## Supplied text

Class, Capitalism and the Creation of a Progressive Asian America

Garment workers rally in front of a Ross store on Broadway in downtown L.A. to demand an end to wage theft and unsafe working conditions on Oct. 25, 2016. (Los Angeles Times)

By Guest Contributor: Sudip Bhattacharya (@ResistRun)

Chris Phan used to believe that they were an anomaly. After all, Phan and those around them in their community were working class Asian Americans; this didn’t match the mainstream perception of Asian Americans as economically and educationally privileged.

Eventually, Phan realized that what they and others experience on the economic margins is actually the norm for many.

“The reality is I know folks who are super poor and Asian American who have to rely on the informal economy to survive. And now, with my education, I know that’s not isolated to my family or experiences,” Phan explained.

According to the Washington Post, the income gap among Asian Americans, between its richest and its poorest members, is the highest among all U.S. racial groups. As reported by AAPI-Data, Cambodian and Bangladeshi Americans suffer from poverty rates as high as 20 and 25 percent, which is well above the 12 percent average for all Americans.

Phan, who is Filipino and Vietnamese-American, is part of the United Students Against Sweatshops at Rutgers University and the New Jersey chapter of Anakbayan.

“My work with USAS specifically has taught me how within this capitalist society, class cuts across many labels. That we all need to work to live.” Phan said, “And it expanded my racial analysis. It brought more clarity as to how Asian American labor is stratified and what types of labor Asian Americans have to do, such as domestic work, service and agricultural work.”

What Phan and others like them reflect is the need for a progressive Asian American politics that centers the lives of its poor and working class, and that interrogates the connection between capitalism and race. Otherwise, the inequality that many endure will fester and further marginalize Asian Americans who are already struggling to get by.

Race and Class

 The U.S. is split between those at the top with access to necessary resources and everyone else spiraling deeper and deeper into debt. Political theorists Wendy Brown and Sanford Schram have described our modern political and economic era as one of “neoliberalism.”

Neoliberalism took hold during the Reagan administration in the 1980s. Under Reagan, the goal of policy-makers and institutions wasn’t to take care of people but to impose a free-market ideology on the rest of society. This meant cutting regulations on big business and lowering taxes for the wealthy. Democrats including President Clinton expanded the neoliberal regime by gutting important welfare programs at the expense of the working-poor.

With these changes, profits for major corporations and elites have grown while many Americans must fend for themselves.

“Seventeen percent of Americans are poor by international standards — living on less than half the nationwide median income. That’s more than twice the share of poor people in France, Iceland or the Netherlands,” Eduardo Porter from the New York Times stated.

Yet, the problem of inequality and exploitation is not a new phenomenon in the U.S. Rather, when one incorporates the history of enslavement, Jim Crow, and the rise of the prison-industrial complex, it becomes evident that the U.S. capitalist order has always thrived on hierarchy and oppression and that race has been at its core.

## Problem
Copy the passage of the article on class and Asian America starting at "Eventually, Phan realized" and ending at "for all Americans.", swapping "informal economy" for "shadow economy".

## Entries shown

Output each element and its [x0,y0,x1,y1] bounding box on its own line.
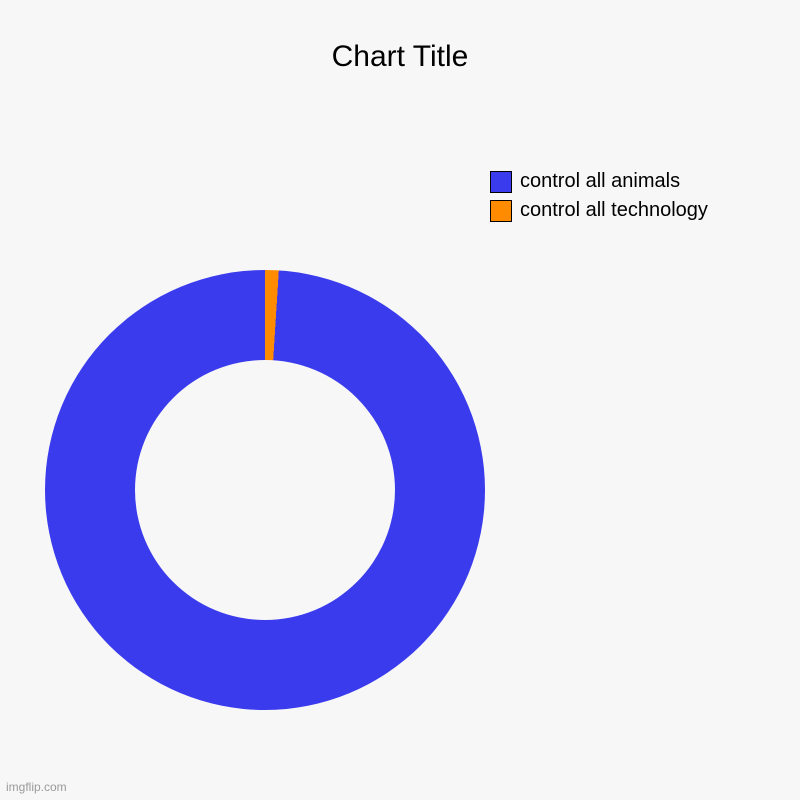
donut-ring [45,270,485,710]
legend-item: control all animals [490,170,708,193]
chart-title: Chart Title [0,40,800,74]
legend-label: control all animals [520,170,680,193]
donut-hole [135,360,395,620]
legend-label: control all technology [520,199,708,222]
donut-chart [45,270,485,710]
legend-swatch [490,171,512,193]
chart-canvas: Chart Title control all animals control … [0,0,800,800]
legend-swatch [490,200,512,222]
legend: control all animals control all technolo… [490,170,708,228]
watermark: imgflip.com [6,780,67,794]
legend-item: control all technology [490,199,708,222]
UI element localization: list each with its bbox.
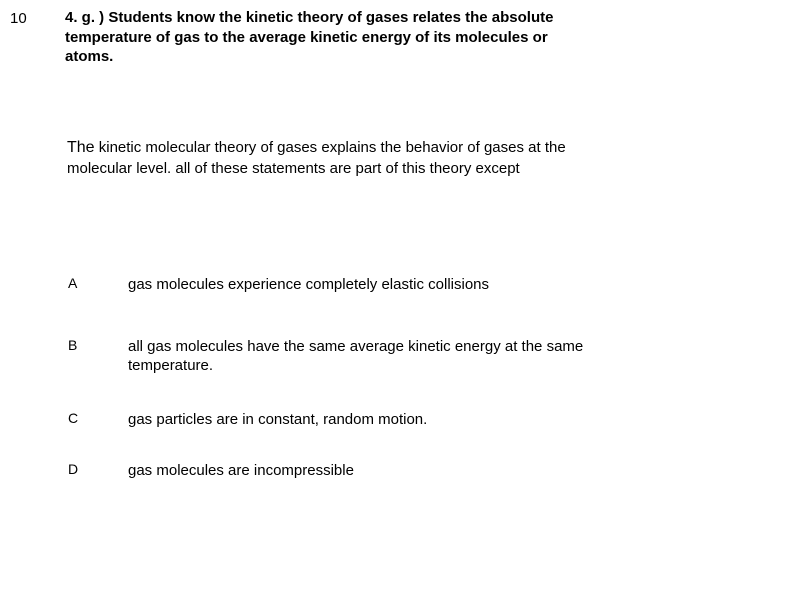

## Full answer
Eventually, Phan realized that what they and others experience on the economic margins is actually the norm for many.

“The reality is I know folks who are super poor and Asian American who have to rely on the shadow economy to survive. And now, with my education, I know that’s not isolated to my family or experiences,” Phan explained.

According to the Washington Post, the income gap among Asian Americans, between its richest and its poorest members, is the highest among all U.S. racial groups. As reported by AAPI-Data, Cambodian and Bangladeshi Americans suffer from poverty rates as high as 20 and 25 percent, which is well above the 12 percent average for all Americans.